Исходный текст:
>>>>>
И конечно, не обходится без Искусителя, История терзаний, поисков и падения Мидзогути может восприниматься и как вариация на вечную тему Фауста, только нарочито сниженная и несколько даже спародированная. Жалок не только новый Фауст, слишком уж невзыскательный в своих поисках прекрасного мгновения. Касиваги, провожатый героя по пути земных соблазнов, хоть и является несомненным членом клана литературных дьяволов, но это Сатана окарикатуренный, утрированный, так же как утрирована легкая сатанинская хромота, превращенная у Касиваги в гротескный физический изъян. Искуситель Мидзогути - не Мефистофель и не Воланд, а отпрыск захудалой линии этого старинного рода, скорее это "мелкий бес" Сологуба, черт Ивана Карамазова или демон, которого поминает Ставрогин ("О, какой мой демон! Это просто маленький, гаденький, золотушный бесенок с насморком, из неудавшихся").

Правда, в романе дьяволу противопоставлен и ангел - Цурукава, но насколько же он бледней, пресней и бессильней! Добро у Мисимы слабо, уязвимо, нежизнеспособно - оно присутствует в мире как бы по обязанности, по разнарядке, но влияние его на душевную одиссею Мидзогути ничтожно; оно гибнет легко и как бы между прочим, где-то на заднем плане, да еще приниженное и поставленное под сомнение. Мидзогути остается наедине со своей дилеммой и с Сатаной.
<<<<<
Перепишите из текста о романе Мисимы отрывок между словами «Правда, в романе» и «и с Сатаной.», включая их. Записи для работы с текстом о романе Мисимы не нужны.

Предоставленные записи:
>>>>>
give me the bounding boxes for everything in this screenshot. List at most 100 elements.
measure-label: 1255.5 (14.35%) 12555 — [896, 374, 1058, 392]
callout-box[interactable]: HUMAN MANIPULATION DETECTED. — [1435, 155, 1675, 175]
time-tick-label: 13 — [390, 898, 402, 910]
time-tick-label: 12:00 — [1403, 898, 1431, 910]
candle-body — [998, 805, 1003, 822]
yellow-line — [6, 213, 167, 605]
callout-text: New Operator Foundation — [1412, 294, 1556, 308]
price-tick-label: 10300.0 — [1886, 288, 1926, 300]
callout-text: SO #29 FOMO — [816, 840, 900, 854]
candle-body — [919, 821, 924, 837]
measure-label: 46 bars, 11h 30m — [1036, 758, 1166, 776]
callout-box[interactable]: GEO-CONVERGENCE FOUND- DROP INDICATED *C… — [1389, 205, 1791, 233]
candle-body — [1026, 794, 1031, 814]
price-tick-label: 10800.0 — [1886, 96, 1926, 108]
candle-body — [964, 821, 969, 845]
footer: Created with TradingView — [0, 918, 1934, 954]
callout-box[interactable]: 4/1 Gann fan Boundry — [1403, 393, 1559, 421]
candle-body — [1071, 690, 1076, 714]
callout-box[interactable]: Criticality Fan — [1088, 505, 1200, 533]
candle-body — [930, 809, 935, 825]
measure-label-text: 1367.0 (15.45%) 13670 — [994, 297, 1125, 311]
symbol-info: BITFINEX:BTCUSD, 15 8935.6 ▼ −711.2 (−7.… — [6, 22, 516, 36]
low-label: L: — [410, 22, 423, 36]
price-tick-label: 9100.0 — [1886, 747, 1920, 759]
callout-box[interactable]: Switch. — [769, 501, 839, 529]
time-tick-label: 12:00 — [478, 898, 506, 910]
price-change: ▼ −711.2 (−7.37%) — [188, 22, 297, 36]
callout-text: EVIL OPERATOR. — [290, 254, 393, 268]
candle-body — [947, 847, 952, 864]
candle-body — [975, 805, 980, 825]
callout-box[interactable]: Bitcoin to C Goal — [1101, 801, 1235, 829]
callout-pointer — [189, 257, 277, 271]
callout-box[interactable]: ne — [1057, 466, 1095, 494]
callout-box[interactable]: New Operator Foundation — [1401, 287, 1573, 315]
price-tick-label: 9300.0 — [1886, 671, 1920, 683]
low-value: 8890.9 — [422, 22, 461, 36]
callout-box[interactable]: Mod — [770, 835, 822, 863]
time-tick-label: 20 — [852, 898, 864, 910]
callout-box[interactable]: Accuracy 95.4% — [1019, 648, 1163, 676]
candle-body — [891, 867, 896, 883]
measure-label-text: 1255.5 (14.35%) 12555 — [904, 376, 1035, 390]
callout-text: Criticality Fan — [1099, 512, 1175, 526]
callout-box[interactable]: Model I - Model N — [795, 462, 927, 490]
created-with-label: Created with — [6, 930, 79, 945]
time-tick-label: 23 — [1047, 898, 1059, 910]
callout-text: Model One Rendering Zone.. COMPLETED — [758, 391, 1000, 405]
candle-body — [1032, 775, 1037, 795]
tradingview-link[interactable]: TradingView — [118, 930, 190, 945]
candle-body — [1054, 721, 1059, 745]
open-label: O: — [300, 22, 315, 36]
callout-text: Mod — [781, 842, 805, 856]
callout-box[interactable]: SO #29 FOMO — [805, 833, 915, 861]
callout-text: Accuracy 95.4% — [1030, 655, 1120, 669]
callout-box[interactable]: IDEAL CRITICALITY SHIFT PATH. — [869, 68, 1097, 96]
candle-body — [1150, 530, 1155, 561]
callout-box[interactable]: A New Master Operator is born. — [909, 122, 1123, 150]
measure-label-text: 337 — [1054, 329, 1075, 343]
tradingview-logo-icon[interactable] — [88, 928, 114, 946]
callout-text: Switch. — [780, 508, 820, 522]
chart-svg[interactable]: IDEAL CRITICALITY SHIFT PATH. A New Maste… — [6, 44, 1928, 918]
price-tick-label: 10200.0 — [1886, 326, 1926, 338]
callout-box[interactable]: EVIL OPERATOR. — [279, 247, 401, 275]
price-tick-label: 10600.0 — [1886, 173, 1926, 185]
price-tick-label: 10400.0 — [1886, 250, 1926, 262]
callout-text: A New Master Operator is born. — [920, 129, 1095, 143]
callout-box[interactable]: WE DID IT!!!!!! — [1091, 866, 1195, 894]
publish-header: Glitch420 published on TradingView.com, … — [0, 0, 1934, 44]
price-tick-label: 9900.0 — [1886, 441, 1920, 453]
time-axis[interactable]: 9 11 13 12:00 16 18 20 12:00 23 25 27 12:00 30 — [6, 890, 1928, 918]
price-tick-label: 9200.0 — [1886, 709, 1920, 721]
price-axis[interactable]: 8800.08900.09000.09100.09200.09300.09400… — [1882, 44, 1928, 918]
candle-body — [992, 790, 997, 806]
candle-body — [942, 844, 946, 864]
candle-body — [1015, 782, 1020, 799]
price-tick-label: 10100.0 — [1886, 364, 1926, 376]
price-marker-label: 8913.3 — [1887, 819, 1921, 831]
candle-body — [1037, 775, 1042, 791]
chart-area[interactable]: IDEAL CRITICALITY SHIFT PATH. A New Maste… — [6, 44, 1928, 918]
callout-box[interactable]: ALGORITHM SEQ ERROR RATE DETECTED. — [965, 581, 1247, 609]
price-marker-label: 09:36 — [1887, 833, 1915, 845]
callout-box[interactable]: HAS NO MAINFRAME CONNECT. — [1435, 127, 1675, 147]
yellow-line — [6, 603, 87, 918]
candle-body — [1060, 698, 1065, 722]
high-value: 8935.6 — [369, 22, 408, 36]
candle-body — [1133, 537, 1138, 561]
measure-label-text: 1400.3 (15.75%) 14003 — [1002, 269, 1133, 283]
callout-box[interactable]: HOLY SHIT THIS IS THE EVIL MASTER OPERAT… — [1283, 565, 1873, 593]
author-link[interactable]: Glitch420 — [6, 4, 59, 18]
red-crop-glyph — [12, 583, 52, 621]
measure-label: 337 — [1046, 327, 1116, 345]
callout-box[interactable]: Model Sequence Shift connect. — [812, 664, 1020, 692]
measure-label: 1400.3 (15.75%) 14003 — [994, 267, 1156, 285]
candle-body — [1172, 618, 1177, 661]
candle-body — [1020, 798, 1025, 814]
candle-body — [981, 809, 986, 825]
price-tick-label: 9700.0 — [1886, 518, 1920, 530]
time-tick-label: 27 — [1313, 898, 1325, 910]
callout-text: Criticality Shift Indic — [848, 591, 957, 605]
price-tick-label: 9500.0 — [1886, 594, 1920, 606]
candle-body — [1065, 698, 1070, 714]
<<<<<
Решение:
Правда, в романе дьяволу противопоставлен и ангел - Цурукава, но насколько же он бледней, пресней и бессильней! Добро у Мисимы слабо, уязвимо, нежизнеспособно - оно присутствует в мире как бы по обязанности, по разнарядке, но влияние его на душевную одиссею Мидзогути ничтожно; оно гибнет легко и как бы между прочим, где-то на заднем плане, да еще приниженное и поставленное под сомнение. Мидзогути остается наедине со своей дилеммой и с Сатаной.